[STATED EXERCISE] From the listing below, extract every line containing "name".

___ INPUT MATERIAL

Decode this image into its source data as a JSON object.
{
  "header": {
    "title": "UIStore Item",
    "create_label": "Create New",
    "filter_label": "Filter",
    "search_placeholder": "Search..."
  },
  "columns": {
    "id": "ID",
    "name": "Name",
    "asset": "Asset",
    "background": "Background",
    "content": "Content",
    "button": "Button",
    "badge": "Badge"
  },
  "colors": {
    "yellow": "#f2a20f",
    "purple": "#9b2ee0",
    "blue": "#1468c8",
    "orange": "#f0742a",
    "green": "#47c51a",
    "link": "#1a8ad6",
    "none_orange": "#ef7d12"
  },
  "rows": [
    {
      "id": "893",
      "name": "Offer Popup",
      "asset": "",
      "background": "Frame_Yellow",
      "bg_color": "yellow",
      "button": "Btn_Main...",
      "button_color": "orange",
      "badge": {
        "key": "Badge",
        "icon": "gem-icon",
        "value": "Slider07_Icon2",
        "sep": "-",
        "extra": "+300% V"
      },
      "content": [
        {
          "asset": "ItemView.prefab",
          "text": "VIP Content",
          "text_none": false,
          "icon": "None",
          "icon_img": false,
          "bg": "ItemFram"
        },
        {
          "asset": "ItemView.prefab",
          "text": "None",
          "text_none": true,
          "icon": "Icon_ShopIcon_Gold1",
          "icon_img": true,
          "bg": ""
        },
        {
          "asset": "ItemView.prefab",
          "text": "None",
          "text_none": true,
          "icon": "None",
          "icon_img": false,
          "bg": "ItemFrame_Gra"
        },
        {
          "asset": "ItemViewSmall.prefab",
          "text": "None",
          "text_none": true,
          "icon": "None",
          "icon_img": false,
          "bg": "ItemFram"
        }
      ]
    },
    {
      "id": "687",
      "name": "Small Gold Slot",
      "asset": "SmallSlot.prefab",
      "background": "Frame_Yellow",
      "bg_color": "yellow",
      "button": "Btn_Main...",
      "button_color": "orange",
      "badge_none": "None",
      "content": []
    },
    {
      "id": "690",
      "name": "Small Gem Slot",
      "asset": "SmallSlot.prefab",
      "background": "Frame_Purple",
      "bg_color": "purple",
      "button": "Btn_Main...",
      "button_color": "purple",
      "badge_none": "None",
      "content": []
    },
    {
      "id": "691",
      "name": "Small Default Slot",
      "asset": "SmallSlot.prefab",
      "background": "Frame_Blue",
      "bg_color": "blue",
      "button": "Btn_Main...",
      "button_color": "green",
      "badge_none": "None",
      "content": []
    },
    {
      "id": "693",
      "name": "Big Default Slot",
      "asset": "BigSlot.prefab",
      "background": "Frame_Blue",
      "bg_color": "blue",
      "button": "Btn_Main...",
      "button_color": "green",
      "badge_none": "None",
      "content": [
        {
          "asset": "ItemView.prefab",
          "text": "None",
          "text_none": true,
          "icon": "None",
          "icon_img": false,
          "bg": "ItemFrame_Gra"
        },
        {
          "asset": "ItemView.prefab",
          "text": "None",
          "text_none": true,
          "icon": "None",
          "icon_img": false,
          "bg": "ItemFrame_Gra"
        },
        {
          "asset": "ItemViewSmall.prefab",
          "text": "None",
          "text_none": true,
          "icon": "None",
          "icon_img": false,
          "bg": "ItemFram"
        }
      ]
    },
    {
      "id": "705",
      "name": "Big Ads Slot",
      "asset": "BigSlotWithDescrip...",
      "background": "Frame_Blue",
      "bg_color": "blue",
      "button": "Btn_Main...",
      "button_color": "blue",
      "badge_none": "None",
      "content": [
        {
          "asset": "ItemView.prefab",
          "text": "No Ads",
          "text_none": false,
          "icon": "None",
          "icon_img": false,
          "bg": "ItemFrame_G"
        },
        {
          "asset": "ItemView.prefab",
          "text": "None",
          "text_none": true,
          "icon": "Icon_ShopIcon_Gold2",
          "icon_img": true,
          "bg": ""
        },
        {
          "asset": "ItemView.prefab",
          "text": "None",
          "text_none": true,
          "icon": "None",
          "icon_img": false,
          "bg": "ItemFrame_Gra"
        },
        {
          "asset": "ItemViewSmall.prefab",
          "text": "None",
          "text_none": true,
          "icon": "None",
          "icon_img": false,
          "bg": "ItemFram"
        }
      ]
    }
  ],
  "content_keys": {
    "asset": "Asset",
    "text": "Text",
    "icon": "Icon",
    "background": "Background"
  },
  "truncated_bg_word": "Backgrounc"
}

______

[ANSWER TO THIS TASK]
    "name": "Name",
      "name": "Offer Popup",
      "name": "Small Gold Slot",
      "name": "Small Gem Slot",
      "name": "Small Default Slot",
      "name": "Big Default Slot",
      "name": "Big Ads Slot",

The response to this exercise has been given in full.